- _Aim of the exercise_
In the listing below, find every line with the string "Mahallesi" and pull it out.

-----

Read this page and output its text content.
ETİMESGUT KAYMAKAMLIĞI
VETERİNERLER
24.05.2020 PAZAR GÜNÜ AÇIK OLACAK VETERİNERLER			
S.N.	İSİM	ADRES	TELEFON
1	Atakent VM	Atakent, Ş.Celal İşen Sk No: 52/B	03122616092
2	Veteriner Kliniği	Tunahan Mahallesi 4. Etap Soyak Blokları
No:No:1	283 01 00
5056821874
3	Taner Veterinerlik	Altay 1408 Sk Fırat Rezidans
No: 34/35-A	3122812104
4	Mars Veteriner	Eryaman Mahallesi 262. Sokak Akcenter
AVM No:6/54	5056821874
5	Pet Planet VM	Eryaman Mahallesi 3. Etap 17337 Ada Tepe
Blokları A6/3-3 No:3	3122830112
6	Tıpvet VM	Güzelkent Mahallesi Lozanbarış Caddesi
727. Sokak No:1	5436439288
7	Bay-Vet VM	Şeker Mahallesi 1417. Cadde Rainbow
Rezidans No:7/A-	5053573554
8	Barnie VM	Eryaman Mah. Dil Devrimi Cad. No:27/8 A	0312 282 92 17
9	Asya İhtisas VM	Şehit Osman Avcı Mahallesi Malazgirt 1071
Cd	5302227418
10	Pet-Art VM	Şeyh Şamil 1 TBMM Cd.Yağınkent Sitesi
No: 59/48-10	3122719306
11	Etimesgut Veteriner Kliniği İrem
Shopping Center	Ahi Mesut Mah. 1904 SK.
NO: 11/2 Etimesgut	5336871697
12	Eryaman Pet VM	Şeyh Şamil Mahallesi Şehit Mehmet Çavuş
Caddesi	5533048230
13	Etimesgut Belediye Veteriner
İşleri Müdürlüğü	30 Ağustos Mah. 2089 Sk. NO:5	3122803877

-----

- _Output of the exercise_
2	Veteriner Kliniği	Tunahan Mahallesi 4. Etap Soyak Blokları
4	Mars Veteriner	Eryaman Mahallesi 262. Sokak Akcenter
5	Pet Planet VM	Eryaman Mahallesi 3. Etap 17337 Ada Tepe
6	Tıpvet VM	Güzelkent Mahallesi Lozanbarış Caddesi
7	Bay-Vet VM	Şeker Mahallesi 1417. Cadde Rainbow
9	Asya İhtisas VM	Şehit Osman Avcı Mahallesi Malazgirt 1071
12	Eryaman Pet VM	Şeyh Şamil Mahallesi Şehit Mehmet Çavuş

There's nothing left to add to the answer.